Request 1
Answer these questions about the mailing-list post on iconv's find_derivation, one line each:
(a) What does the find_derivation function find, and for what purpose?
(b) Which assignment in the current code does the post say can produce a non-optimal solution?
(c) What can be reused if the same charset has already been added to the `solution' list?

[begin Selected excerpt]

This is the mail archive of the libc-alpha@sources.redhat.com mailing list for the glibc project.


Index Nav: [Date Index] [Subject Index] [Author Index] [Thread Index]
Message Nav: [Date Prev] [Date Next] [Thread Prev] [Thread Next]

iconv's find_derivation



The find_derivation function which finds intermediate encodings in order to
convert from one encoding to another one is buggy: it does not always return
the best path (i.e. the one with the least cost sum).

It would be correct if there was no distinction between `toset' and
`toset_expand'; in this case all solution paths would end in `toset' and
only the best path to `toset' would have to be kept in the `solution'
variable.

But the current code can, through the
         solution = step;
assignment, produce a non-optimal solution if:
   1. a path P1 to `toset' is found,
   2. a path P2 to `toset_expand' is found,
   then the `solution' list contains P1 followed by P2,
   3. a better path to an intermediate node in P2 is found, such
      that P2 becomes better than P1, then P1 is removed off the list,
   4. a better path to an intermediate node N in P1 is found.
P1 has already been removed off the `solution' list and won't be re-added
(because the algorithm searches all paths outgoing from N only once).

Two other things that don't make sense about the current code are:

- New solutions are always added to the `solution' list, thus making the
  list grow more than needed. The same trick as for the `first' list
  could be applied: if the same charset has already been added to the
  `solution' list, its derivation_step can be reused.

[end Selected excerpt]
[begin The data]

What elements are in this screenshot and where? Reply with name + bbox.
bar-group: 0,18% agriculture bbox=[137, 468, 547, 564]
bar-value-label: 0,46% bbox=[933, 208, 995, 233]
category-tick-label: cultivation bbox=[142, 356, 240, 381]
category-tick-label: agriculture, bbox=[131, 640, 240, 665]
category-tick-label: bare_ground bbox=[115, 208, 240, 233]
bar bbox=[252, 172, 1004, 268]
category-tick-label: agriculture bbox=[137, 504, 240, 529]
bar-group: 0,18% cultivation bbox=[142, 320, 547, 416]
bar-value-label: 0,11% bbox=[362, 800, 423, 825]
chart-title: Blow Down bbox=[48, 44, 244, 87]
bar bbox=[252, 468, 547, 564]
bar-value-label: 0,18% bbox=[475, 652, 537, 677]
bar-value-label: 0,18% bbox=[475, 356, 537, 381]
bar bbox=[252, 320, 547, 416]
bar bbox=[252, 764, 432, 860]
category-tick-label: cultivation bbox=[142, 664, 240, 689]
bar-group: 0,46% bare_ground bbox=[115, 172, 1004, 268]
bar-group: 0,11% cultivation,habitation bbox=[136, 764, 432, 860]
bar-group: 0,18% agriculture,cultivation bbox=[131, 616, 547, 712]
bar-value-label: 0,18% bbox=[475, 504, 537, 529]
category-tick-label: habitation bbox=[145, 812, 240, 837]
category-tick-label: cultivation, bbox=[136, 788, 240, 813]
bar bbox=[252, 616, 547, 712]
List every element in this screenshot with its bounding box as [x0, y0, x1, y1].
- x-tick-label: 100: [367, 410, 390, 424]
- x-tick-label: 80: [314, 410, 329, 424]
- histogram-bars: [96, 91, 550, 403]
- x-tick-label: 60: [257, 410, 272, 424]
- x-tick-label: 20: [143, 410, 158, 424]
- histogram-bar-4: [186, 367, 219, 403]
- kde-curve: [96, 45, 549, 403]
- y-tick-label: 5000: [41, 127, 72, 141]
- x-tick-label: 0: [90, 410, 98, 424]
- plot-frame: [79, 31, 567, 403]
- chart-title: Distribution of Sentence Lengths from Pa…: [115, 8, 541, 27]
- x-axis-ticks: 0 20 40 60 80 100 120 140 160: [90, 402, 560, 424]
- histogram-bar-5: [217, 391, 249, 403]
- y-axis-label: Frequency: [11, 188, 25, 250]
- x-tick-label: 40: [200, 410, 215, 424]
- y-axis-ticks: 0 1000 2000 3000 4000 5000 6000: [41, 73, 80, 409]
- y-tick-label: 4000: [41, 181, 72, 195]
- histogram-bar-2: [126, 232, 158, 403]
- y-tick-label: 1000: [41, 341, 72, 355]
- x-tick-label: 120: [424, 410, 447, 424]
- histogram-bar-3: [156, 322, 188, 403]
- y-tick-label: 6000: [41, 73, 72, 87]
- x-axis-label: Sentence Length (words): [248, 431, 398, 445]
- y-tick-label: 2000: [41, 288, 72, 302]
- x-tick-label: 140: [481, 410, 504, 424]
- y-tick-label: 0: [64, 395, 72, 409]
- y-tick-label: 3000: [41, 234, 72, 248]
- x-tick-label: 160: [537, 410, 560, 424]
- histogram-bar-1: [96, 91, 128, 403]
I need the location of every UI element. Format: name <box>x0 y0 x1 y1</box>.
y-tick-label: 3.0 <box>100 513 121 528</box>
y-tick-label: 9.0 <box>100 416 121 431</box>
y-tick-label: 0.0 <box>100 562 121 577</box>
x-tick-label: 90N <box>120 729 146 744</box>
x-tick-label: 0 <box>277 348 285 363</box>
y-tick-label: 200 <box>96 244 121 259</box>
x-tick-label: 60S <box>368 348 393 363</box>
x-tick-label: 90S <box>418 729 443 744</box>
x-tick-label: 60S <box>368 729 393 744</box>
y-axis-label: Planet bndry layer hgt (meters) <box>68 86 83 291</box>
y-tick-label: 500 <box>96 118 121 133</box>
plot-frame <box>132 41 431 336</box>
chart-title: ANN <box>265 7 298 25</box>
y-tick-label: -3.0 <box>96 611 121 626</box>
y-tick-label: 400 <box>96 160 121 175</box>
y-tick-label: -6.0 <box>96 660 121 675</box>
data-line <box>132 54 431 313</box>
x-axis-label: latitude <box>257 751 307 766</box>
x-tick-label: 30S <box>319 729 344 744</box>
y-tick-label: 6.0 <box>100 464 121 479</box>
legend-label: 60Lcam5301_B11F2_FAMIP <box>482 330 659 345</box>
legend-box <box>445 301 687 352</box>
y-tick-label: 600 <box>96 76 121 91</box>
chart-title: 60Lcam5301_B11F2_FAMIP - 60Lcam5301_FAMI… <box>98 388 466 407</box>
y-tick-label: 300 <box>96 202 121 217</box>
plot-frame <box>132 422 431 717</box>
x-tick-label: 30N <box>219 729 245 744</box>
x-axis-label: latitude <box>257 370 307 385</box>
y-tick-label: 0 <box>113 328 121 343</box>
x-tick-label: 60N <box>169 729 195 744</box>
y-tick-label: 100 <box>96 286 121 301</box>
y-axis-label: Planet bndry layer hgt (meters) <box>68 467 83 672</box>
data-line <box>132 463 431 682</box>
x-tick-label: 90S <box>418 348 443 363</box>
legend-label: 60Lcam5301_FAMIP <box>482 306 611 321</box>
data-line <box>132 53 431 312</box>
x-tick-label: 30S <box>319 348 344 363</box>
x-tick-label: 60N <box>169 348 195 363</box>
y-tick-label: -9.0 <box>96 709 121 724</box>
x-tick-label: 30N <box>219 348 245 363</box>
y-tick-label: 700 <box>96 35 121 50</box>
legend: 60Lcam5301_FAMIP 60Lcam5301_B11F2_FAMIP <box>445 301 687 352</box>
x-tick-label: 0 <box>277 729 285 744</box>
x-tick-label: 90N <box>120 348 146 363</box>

[end The data]

Request 2
Return every line of the records that contains the string "agriculture".

Exercise solution 1
(a) It finds intermediate encodings in order to convert from one encoding to another one.
(b) The assignment "solution = step;".
(c) Its derivation_step can be reused.

Exercise solution 2
bar-group: 0,18% agriculture bbox=[137, 468, 547, 564]
category-tick-label: agriculture, bbox=[131, 640, 240, 665]
category-tick-label: agriculture bbox=[137, 504, 240, 529]
bar-group: 0,18% agriculture,cultivation bbox=[131, 616, 547, 712]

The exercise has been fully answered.